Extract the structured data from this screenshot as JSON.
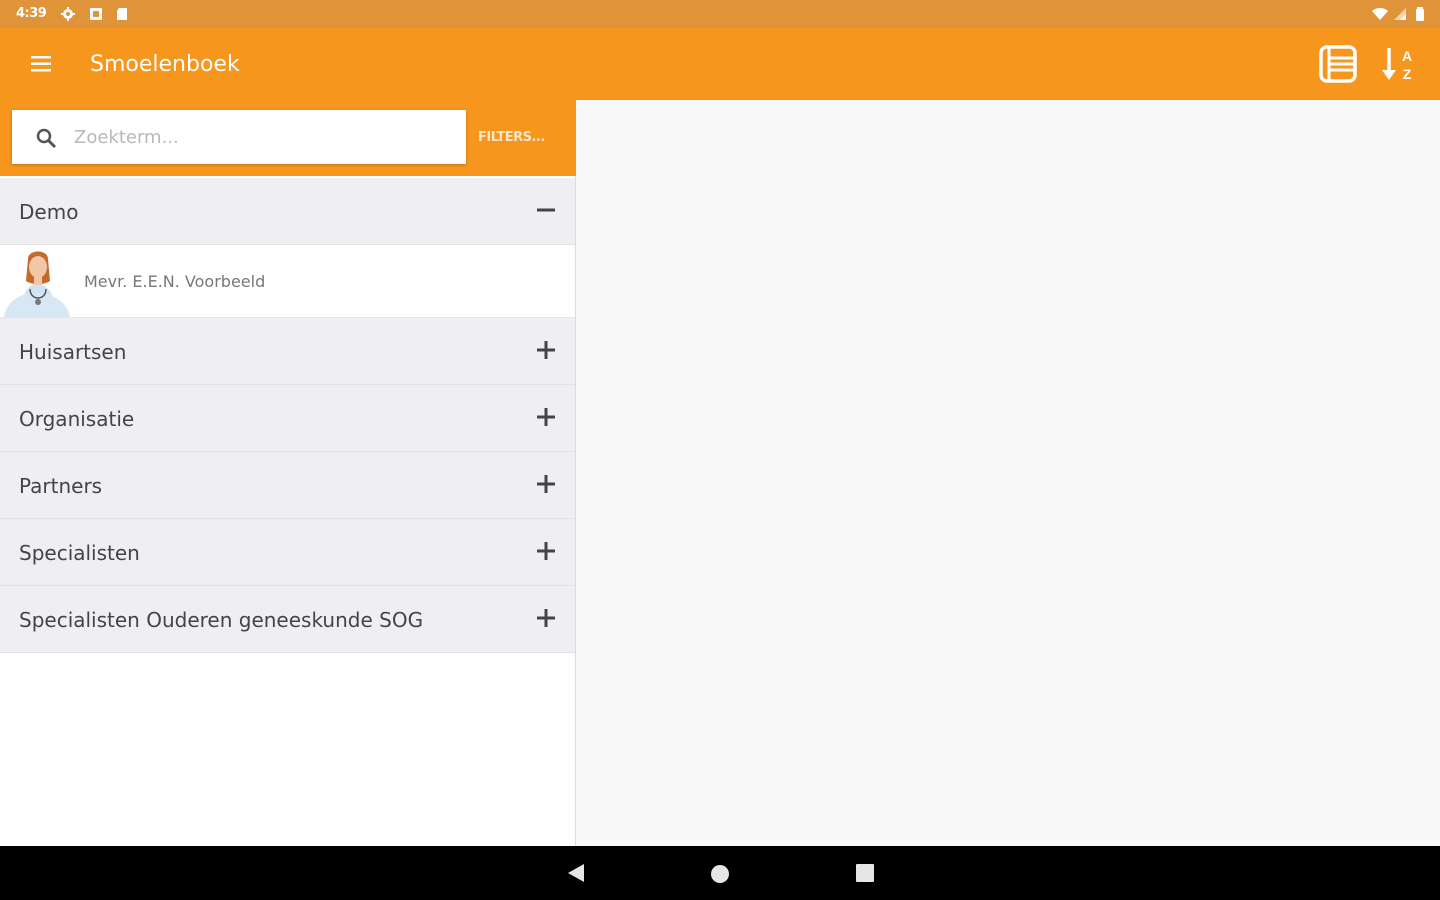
{
  "status_bar": {
    "time": "4:39",
    "icons": [
      "settings-icon",
      "notification-icon",
      "sd-card-icon",
      "wifi-icon",
      "signal-icon",
      "battery-icon"
    ]
  },
  "app_bar": {
    "title": "Smoelenboek",
    "menu_icon": "hamburger-menu-icon",
    "actions": [
      "list-view-icon",
      "sort-az-icon"
    ],
    "sort_glyph_top": "A",
    "sort_glyph_bottom": "Z"
  },
  "search": {
    "placeholder": "Zoekterm...",
    "value": "",
    "filters_label": "FILTERS..."
  },
  "groups": [
    {
      "label": "Demo",
      "expanded": true,
      "toggle": "−",
      "members": [
        {
          "name": "Mevr. E.E.N. Voorbeeld"
        }
      ]
    },
    {
      "label": "Huisartsen",
      "expanded": false,
      "toggle": "+"
    },
    {
      "label": "Organisatie",
      "expanded": false,
      "toggle": "+"
    },
    {
      "label": "Partners",
      "expanded": false,
      "toggle": "+"
    },
    {
      "label": "Specialisten",
      "expanded": false,
      "toggle": "+"
    },
    {
      "label": "Specialisten Ouderen geneeskunde SOG",
      "expanded": false,
      "toggle": "+"
    }
  ],
  "nav_bar": {
    "icons": [
      "back-icon",
      "home-icon",
      "recents-icon"
    ]
  },
  "colors": {
    "status_bar": "#e0943a",
    "app_bar": "#f7961d",
    "group_bg": "#efeff3",
    "detail_bg": "#f8f8f9",
    "nav_bar": "#000000"
  }
}
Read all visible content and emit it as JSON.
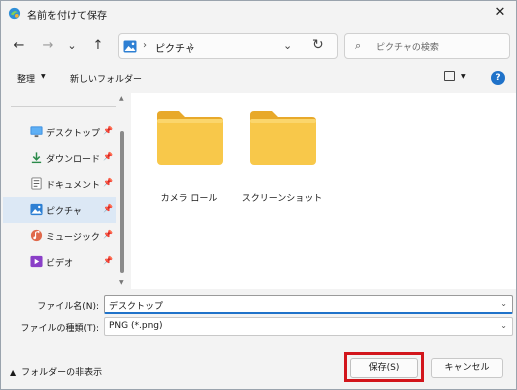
******
Without including any pictures, reproduce the listing exactly.

**Reply to the exercise:**
Extract the structured data from this screenshot as JSON.
{
  "status_bar": {
    "time": "4:39",
    "icons": [
      "settings-icon",
      "notification-icon",
      "sd-card-icon",
      "wifi-icon",
      "signal-icon",
      "battery-icon"
    ]
  },
  "app_bar": {
    "title": "Smoelenboek",
    "menu_icon": "hamburger-menu-icon",
    "actions": [
      "list-view-icon",
      "sort-az-icon"
    ],
    "sort_glyph_top": "A",
    "sort_glyph_bottom": "Z"
  },
  "search": {
    "placeholder": "Zoekterm...",
    "value": "",
    "filters_label": "FILTERS..."
  },
  "groups": [
    {
      "label": "Demo",
      "expanded": true,
      "toggle": "−",
      "members": [
        {
          "name": "Mevr. E.E.N. Voorbeeld"
        }
      ]
    },
    {
      "label": "Huisartsen",
      "expanded": false,
      "toggle": "+"
    },
    {
      "label": "Organisatie",
      "expanded": false,
      "toggle": "+"
    },
    {
      "label": "Partners",
      "expanded": false,
      "toggle": "+"
    },
    {
      "label": "Specialisten",
      "expanded": false,
      "toggle": "+"
    },
    {
      "label": "Specialisten Ouderen geneeskunde SOG",
      "expanded": false,
      "toggle": "+"
    }
  ],
  "nav_bar": {
    "icons": [
      "back-icon",
      "home-icon",
      "recents-icon"
    ]
  },
  "colors": {
    "status_bar": "#e0943a",
    "app_bar": "#f7961d",
    "group_bg": "#efeff3",
    "detail_bg": "#f8f8f9",
    "nav_bar": "#000000"
  }
}
Read all visible content and emit it as JSON.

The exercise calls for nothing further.